Data entries
start

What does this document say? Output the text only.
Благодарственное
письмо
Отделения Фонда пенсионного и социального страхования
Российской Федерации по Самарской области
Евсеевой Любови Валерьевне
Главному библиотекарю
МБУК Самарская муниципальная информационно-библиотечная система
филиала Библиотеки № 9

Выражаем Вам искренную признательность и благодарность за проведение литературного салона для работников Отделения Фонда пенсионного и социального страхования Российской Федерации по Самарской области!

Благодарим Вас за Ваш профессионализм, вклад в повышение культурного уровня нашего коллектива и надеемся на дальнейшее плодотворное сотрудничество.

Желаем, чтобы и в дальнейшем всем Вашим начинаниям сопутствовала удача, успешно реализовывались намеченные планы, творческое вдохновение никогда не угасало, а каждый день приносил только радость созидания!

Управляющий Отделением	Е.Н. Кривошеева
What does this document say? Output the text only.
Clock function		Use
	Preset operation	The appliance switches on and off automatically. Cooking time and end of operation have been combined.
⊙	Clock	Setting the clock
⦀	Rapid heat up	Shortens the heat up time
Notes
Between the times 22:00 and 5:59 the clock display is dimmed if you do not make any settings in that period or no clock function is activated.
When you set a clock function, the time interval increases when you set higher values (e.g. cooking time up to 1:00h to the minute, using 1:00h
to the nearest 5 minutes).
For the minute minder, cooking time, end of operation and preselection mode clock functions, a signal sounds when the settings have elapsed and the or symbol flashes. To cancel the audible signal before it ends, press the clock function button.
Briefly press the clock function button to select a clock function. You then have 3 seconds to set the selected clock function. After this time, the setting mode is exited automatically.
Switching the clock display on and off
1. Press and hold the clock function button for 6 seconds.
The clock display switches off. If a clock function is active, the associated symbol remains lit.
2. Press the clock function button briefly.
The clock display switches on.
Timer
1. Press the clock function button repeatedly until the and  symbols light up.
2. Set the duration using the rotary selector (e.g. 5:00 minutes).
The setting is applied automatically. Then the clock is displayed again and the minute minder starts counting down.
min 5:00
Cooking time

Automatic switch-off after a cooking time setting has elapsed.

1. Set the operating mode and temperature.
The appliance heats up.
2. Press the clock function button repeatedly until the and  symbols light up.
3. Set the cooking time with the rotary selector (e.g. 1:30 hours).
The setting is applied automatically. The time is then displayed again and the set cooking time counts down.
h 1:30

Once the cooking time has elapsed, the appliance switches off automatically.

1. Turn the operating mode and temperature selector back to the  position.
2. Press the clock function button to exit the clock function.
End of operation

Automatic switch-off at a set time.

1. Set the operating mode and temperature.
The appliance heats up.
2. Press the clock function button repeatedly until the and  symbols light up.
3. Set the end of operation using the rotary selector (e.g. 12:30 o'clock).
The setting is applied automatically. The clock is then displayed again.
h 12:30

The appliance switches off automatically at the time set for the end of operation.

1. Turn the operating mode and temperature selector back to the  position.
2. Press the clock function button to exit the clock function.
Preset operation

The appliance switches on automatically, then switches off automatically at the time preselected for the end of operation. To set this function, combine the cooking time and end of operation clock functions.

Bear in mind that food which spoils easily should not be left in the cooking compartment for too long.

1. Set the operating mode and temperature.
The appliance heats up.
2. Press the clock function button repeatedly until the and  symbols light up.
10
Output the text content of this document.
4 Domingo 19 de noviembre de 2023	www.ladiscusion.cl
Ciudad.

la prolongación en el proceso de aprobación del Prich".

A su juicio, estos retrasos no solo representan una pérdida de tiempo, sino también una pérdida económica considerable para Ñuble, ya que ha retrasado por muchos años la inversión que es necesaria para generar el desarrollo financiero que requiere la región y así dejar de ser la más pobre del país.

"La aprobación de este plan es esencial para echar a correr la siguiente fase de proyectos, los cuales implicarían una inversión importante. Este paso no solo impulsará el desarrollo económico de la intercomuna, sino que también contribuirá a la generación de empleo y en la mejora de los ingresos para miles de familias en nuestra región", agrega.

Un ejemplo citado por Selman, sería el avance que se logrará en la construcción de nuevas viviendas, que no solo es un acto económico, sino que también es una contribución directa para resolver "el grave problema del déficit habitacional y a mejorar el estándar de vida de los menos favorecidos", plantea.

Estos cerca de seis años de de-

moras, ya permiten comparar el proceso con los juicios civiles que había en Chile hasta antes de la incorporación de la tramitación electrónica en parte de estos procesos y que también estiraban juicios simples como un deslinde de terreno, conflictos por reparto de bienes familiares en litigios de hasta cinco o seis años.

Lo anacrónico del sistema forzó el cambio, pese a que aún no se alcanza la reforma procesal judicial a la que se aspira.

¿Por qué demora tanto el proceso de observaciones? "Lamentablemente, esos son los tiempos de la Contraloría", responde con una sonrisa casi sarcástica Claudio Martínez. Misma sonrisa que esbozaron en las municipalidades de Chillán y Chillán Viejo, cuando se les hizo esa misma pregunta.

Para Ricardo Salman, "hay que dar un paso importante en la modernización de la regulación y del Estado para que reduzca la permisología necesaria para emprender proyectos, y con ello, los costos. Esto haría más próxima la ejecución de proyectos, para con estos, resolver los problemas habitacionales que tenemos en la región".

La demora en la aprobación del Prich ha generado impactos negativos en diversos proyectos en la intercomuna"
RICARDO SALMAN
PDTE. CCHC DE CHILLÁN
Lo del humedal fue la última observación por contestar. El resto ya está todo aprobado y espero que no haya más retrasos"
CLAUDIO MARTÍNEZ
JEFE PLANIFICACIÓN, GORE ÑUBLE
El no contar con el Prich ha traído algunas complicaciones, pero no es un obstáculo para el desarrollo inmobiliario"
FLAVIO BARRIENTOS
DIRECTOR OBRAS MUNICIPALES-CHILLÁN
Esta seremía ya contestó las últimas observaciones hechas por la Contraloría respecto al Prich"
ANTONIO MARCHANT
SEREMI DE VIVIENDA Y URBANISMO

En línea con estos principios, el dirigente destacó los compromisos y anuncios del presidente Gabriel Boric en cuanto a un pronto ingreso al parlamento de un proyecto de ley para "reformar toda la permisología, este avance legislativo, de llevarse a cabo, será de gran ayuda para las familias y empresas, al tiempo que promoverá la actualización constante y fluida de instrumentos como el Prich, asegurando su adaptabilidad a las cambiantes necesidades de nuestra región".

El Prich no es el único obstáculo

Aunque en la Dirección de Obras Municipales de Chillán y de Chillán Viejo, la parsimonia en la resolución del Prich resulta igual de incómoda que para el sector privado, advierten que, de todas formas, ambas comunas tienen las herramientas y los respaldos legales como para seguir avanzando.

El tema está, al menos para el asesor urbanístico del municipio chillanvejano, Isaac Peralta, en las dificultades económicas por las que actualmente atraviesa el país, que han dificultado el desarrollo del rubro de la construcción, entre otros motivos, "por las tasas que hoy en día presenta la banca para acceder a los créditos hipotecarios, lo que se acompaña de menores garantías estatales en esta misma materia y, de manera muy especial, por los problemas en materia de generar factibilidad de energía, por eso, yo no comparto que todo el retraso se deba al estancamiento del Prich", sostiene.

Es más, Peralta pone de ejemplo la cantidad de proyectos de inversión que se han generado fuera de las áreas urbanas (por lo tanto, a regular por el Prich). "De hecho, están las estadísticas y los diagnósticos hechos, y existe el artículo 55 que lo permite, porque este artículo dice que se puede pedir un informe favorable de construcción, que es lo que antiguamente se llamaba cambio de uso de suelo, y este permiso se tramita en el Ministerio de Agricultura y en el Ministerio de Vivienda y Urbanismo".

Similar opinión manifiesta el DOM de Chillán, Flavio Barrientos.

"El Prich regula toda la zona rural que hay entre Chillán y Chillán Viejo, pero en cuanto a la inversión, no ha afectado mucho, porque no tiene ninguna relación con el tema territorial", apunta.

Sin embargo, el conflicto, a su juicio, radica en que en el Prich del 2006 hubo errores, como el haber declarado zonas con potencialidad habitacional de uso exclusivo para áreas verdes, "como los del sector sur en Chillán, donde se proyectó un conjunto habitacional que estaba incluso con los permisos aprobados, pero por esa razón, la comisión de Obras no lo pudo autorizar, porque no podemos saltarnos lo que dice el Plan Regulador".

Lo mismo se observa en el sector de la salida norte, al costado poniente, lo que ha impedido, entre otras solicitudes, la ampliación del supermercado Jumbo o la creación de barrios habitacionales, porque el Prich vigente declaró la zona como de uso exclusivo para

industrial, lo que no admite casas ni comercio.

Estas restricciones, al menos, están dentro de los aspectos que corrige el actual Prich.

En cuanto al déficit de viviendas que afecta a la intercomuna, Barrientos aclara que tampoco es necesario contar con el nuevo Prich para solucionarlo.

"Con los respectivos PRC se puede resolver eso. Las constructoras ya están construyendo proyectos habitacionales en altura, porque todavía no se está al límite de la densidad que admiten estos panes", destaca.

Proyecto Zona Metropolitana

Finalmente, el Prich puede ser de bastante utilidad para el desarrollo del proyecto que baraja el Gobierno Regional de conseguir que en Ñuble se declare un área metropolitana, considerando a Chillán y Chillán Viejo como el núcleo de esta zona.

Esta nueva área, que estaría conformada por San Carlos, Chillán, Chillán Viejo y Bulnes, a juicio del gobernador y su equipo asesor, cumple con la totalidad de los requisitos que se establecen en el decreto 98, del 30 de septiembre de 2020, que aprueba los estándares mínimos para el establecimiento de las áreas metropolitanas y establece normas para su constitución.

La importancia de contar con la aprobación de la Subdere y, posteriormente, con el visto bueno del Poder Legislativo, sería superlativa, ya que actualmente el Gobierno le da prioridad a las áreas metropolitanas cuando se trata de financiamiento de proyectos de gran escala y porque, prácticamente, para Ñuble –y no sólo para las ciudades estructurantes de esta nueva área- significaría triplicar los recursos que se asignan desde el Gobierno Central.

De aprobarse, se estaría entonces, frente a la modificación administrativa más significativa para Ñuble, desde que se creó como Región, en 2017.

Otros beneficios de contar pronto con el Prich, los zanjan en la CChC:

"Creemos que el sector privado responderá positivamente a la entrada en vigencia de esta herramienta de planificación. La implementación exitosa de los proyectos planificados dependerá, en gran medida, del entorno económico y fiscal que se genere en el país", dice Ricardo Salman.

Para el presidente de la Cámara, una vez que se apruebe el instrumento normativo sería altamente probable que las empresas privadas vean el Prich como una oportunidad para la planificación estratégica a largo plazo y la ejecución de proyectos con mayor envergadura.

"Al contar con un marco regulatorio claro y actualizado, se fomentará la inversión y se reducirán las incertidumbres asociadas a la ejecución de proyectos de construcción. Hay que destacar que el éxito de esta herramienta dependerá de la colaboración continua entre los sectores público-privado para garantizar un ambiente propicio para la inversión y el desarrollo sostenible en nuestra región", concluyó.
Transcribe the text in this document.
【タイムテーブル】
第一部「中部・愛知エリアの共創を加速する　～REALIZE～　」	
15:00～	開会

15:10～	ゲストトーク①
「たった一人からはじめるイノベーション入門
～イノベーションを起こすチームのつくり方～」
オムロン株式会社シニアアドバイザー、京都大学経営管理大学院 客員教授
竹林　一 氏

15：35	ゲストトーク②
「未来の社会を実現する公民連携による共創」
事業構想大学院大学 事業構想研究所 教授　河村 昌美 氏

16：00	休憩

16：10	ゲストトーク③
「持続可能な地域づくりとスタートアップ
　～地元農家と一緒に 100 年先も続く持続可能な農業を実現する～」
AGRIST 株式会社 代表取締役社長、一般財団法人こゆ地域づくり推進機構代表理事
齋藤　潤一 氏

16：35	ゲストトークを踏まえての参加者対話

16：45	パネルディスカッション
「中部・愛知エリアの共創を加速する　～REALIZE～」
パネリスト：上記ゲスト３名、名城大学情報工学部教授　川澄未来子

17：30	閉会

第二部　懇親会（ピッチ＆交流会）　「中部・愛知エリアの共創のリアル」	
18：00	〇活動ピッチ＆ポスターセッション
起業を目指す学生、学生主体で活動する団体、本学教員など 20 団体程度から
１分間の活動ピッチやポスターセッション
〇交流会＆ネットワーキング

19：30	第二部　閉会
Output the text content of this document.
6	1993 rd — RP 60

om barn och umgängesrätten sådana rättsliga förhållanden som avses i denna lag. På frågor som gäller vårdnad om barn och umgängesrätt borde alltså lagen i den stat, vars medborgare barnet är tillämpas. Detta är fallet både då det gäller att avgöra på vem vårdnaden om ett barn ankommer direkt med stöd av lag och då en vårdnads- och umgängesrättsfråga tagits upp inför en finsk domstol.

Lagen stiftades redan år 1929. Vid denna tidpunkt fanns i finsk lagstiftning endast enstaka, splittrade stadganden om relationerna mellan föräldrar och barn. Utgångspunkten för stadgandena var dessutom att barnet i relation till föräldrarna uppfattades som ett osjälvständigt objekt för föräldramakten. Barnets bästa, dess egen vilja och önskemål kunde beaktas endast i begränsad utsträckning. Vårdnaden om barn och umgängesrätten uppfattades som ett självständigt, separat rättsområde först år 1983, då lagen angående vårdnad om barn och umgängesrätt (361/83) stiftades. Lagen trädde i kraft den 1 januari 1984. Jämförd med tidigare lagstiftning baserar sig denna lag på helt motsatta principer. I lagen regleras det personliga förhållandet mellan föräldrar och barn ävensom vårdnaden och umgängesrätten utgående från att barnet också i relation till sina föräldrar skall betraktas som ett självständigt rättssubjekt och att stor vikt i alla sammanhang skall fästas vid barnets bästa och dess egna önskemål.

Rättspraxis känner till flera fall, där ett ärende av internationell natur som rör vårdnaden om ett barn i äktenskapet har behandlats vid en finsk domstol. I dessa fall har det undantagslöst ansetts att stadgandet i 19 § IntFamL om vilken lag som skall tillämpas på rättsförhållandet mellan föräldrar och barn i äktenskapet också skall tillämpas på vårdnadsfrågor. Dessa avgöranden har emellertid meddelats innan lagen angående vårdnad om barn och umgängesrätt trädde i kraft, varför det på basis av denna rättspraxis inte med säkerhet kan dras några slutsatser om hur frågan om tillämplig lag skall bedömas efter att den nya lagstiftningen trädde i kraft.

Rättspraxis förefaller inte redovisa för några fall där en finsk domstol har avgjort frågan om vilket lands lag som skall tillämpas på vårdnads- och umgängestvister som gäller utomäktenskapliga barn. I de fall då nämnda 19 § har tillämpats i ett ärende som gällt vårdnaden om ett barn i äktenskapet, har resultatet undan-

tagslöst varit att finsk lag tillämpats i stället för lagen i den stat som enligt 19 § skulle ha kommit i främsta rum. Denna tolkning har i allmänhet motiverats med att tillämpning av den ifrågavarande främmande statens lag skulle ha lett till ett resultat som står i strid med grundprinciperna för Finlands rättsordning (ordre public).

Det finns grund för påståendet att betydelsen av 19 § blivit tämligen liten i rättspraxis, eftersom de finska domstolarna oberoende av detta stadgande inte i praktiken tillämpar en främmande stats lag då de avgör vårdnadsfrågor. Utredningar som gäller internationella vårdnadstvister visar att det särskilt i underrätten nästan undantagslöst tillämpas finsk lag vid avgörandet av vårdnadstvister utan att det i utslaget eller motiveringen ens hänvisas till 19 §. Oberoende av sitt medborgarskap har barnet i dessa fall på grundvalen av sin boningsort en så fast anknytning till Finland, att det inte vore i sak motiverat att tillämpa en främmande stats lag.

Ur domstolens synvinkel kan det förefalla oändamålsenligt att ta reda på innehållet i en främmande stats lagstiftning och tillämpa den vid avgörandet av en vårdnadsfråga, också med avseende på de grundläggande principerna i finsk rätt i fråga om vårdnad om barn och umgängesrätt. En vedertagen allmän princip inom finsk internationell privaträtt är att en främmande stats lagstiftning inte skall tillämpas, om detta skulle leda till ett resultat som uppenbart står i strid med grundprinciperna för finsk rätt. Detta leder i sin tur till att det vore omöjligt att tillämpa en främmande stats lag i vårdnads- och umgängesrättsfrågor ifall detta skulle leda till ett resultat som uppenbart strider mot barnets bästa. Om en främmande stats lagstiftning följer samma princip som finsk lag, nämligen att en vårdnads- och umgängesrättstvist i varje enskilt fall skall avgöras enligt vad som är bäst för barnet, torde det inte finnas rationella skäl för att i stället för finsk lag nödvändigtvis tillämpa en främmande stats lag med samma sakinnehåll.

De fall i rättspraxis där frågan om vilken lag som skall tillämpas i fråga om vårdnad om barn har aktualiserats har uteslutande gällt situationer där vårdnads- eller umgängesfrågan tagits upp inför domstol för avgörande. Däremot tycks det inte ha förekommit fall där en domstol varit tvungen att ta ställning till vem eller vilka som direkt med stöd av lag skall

end

> Directive:
Look through the data and gather every line with the string "tanto" in it.

> Exercise solution:
¿Por qué demora tanto el proceso de observaciones? "Lamentablemente, esos son los tiempos de la Contraloría", responde con una sonrisa casi sarcástica Claudio Martínez. Misma sonrisa que esbozaron en las municipalidades de Chillán y Chillán Viejo, cuando se les hizo esa misma pregunta.
Es más, Peralta pone de ejemplo la cantidad de proyectos de inversión que se han generado fuera de las áreas urbanas (por lo tanto, a regular por el Prich). "De hecho, están las estadísticas y los diagnósticos hechos, y existe el artículo 55 que lo permite, porque este artículo dice que se puede pedir un informe favorable de construcción, que es lo que antiguamente se llamaba cambio de uso de suelo, y este permiso se tramita en el Ministerio de Agricultura y en el Ministerio de Vivienda y Urbanismo".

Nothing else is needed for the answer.